* EXERCISE INSTRUCTIONS *
1 - In the Form 4 footnotes below, condense the paragraph beginning "The price reported represents" into a short bulleted list that keeps its main facts.
2 - According to the Form 4 footnotes below, how many shares of Class B common stock were transferred on March 10, 2015 out of the Peter H. Coors 2014 Grantor Retained Annuity Trust XVII?
3 - From the Form 4 footnotes below, return the passage starting with "3. The price" and going on through "within the range.", copied word for word.

* EXTRACTED TEXT *
+---+
2. The reporting person's option exercise and sale reported in this Form 4 were effected pursuant to Rule 10b5-1 Trading Plan previously adopted by the reporting person in accordance with Rule 10b5-1 of the Securities Exchange Act of 1934.
3. The price reported represents the weighted average sales price of Class B common stock sold in multiple transactions at prices ranging from $73.50 to $73.725, inclusive. The reporting person will provide to the issuer, any security holder of the issuer, or the SEC staff, upon request, information regarding the number of shares sold at each price within the range.
4. Reflects the transfer of 4,400 shares of Class B common stock on March 10, 2015 from Marilyn E. Coors and Peter H. Coors as Co-Trustees of Peter H. Coors 2013 Grantor Retained Annuity Trust XIII to Marilyn E. Coors and Peter H. Coors as Co-Trustees of the Peter H. Coors 2015 Grantor Retained Annuity Trust XX.
5. Reflects the transfer of 12,445 shares of Class B common stock on March 10, 2015 from Marilyn E. Coors and Peter H. Coors as Co-Trustees of Peter H. Coors 2014 Grantor Retained Annuity Trust XVII to Marilyn E. Coors and Peter H. Coors as Co-Trustees of the Peter H. Coors 2015 Grantor Retained Annuity Trust XX.
+---+
* EXCERPTED DATA *
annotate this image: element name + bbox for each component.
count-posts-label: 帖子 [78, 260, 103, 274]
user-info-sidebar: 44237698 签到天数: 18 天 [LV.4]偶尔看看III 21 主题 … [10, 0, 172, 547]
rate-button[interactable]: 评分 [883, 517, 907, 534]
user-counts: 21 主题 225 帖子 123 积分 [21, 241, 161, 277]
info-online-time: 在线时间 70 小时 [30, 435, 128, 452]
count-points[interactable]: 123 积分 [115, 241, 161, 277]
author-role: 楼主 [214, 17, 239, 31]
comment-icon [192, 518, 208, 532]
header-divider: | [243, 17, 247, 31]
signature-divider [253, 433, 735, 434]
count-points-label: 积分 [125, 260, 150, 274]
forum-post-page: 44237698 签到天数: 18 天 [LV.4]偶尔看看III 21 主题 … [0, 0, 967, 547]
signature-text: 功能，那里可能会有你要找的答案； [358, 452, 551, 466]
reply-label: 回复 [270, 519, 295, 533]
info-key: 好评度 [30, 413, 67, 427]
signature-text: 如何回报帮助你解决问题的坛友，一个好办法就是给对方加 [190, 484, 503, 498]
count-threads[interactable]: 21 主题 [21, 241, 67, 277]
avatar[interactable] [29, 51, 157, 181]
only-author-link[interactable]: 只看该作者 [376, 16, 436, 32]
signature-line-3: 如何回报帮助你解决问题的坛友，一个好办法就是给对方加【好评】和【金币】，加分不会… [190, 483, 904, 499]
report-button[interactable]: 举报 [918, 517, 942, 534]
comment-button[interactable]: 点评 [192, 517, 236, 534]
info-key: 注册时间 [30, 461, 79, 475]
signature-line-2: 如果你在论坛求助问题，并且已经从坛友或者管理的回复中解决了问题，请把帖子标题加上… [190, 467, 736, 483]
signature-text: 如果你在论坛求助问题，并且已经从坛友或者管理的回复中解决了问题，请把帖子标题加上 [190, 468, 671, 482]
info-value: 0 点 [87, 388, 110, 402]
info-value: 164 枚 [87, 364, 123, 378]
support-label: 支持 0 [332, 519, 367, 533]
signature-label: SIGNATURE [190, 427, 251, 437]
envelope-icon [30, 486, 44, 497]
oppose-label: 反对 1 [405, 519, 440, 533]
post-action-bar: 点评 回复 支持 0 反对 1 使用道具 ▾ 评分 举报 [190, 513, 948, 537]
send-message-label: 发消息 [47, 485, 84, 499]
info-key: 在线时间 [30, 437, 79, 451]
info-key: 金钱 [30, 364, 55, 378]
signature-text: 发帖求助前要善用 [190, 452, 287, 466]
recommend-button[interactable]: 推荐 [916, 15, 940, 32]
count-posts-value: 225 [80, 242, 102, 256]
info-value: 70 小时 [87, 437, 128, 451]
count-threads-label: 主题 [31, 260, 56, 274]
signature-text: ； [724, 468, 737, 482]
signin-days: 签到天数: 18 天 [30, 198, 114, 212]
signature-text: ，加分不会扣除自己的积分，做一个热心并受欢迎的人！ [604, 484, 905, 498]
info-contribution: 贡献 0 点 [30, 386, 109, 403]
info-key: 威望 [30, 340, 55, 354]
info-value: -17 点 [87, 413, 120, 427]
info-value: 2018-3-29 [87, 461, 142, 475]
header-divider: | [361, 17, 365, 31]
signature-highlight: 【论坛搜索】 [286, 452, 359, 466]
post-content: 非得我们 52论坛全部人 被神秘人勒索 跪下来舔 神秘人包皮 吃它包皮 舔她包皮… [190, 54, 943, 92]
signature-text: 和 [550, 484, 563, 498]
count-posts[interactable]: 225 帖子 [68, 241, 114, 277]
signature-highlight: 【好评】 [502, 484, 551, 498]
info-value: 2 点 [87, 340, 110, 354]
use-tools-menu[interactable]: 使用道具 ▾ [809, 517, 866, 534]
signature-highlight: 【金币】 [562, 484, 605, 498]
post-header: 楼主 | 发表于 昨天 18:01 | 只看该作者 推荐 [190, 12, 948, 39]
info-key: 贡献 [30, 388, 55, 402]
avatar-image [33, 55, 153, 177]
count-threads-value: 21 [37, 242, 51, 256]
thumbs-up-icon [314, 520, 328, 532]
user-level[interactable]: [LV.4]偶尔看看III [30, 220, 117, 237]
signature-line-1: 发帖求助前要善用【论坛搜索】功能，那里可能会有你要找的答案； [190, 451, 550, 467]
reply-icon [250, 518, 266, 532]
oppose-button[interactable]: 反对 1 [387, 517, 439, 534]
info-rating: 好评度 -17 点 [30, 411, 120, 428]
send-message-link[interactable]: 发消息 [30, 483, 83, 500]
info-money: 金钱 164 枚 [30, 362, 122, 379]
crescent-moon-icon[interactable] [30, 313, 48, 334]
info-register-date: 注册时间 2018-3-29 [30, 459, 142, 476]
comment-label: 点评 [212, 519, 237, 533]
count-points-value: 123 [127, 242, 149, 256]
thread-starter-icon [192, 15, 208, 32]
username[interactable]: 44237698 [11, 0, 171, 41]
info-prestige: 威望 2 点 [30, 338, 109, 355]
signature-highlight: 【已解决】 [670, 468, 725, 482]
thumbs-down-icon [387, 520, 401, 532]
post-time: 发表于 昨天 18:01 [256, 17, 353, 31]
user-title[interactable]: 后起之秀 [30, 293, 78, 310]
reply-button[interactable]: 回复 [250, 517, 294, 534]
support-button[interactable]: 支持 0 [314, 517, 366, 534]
+---+
* EXPECTED OUTPUTS *
1 -
- The reported price is a weighted average sales price for Class B common stock sold in multiple transactions.
- The sale prices ranged from $73.50 to $73.725, inclusive.
- On request, the reporting person will give the issuer, any security holder of the issuer, or the SEC staff the number of shares sold at each price in that range.

2 - 12,445 shares.

3 -
3. The price reported represents the weighted average sales price of Class B common stock sold in multiple transactions at prices ranging from $73.50 to $73.725, inclusive. The reporting person will provide to the issuer, any security holder of the issuer, or the SEC staff, upon request, information regarding the number of shares sold at each price within the range.